-- begin Data to process --

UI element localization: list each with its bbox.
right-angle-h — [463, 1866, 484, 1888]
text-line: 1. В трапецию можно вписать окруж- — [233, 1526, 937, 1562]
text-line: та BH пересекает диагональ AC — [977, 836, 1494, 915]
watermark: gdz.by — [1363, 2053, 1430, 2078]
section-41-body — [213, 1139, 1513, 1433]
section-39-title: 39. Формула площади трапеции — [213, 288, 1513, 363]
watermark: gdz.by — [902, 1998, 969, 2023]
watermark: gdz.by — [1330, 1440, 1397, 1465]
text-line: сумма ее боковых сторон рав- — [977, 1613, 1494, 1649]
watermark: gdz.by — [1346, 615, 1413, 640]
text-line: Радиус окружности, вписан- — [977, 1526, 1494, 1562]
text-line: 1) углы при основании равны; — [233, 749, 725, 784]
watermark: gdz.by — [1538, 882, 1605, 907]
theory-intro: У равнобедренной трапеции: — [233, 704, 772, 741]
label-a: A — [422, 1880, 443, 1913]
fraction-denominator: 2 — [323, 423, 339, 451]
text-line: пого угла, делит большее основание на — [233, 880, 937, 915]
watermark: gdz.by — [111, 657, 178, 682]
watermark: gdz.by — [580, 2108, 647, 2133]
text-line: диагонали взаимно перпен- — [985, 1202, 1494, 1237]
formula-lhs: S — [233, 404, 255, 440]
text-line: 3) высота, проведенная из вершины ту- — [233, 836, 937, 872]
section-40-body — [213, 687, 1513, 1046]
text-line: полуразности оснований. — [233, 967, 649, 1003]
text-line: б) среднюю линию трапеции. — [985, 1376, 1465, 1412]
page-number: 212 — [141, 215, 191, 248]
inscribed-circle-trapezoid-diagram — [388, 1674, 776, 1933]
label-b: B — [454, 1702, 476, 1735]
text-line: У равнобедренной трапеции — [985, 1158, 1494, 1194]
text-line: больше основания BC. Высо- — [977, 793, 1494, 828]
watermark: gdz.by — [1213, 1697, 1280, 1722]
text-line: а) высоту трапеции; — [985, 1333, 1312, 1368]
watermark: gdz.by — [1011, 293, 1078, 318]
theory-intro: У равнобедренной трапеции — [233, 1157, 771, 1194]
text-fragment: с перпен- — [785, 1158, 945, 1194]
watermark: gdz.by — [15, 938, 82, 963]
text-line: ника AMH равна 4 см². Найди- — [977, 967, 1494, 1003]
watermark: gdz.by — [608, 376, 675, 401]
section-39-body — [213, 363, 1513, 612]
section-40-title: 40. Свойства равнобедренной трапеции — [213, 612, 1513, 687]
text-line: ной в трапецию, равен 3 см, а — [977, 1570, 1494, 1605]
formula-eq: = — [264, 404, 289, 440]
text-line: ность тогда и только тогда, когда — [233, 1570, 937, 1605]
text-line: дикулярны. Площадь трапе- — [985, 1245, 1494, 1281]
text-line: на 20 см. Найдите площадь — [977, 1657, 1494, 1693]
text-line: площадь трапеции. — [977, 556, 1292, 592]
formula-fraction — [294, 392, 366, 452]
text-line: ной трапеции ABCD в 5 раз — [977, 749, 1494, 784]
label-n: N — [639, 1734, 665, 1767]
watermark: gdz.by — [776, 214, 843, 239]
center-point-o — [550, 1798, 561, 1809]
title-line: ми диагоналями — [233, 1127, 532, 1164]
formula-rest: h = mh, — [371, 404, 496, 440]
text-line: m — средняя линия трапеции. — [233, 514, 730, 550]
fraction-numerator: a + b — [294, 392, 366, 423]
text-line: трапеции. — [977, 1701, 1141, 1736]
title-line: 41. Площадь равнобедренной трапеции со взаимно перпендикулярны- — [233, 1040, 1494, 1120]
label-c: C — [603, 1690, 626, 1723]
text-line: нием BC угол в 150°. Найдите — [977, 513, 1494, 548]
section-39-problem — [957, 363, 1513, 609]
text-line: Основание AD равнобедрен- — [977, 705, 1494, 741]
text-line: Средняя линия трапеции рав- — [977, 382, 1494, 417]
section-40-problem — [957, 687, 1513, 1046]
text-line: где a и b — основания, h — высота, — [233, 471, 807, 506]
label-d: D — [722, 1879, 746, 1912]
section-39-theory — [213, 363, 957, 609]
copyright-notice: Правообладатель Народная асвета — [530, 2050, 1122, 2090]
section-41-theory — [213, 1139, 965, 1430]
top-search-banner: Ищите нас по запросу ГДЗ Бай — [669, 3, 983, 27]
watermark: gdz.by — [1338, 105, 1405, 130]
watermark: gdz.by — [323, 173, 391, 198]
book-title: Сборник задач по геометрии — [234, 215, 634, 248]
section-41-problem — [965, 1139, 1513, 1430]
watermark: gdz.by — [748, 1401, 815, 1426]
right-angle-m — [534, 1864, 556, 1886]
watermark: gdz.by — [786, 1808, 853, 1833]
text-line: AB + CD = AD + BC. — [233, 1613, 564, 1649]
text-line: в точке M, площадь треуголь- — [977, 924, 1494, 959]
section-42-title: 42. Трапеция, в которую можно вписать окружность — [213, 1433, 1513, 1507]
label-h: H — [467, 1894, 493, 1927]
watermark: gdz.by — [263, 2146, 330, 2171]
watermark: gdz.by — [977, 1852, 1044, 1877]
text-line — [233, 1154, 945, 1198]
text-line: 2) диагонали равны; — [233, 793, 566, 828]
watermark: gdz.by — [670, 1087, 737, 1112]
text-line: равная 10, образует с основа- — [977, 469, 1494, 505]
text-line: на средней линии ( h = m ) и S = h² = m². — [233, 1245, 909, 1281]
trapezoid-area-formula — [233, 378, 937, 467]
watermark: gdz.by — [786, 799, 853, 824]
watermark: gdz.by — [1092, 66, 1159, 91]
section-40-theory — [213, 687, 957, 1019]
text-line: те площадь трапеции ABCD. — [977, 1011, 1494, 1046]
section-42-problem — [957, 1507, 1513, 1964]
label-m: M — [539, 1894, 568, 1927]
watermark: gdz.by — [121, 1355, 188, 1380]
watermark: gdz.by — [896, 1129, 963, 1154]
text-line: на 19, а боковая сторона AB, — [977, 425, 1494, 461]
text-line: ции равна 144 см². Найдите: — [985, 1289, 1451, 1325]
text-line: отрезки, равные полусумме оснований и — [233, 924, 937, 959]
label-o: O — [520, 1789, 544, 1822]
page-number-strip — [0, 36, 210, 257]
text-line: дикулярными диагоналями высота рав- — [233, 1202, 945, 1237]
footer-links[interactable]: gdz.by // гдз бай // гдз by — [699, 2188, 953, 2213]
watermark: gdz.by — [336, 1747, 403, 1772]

-- end Data to process --

> [Do this] Copy the data line for line, from the first line through the line containing "watermark: gdz.by — [902, 1998, 969, 2023]", both included.

> [The output]
UI element localization: list each with its bbox.
right-angle-h — [463, 1866, 484, 1888]
text-line: 1. В трапецию можно вписать окруж- — [233, 1526, 937, 1562]
text-line: та BH пересекает диагональ AC — [977, 836, 1494, 915]
watermark: gdz.by — [1363, 2053, 1430, 2078]
section-41-body — [213, 1139, 1513, 1433]
section-39-title: 39. Формула площади трапеции — [213, 288, 1513, 363]
watermark: gdz.by — [902, 1998, 969, 2023]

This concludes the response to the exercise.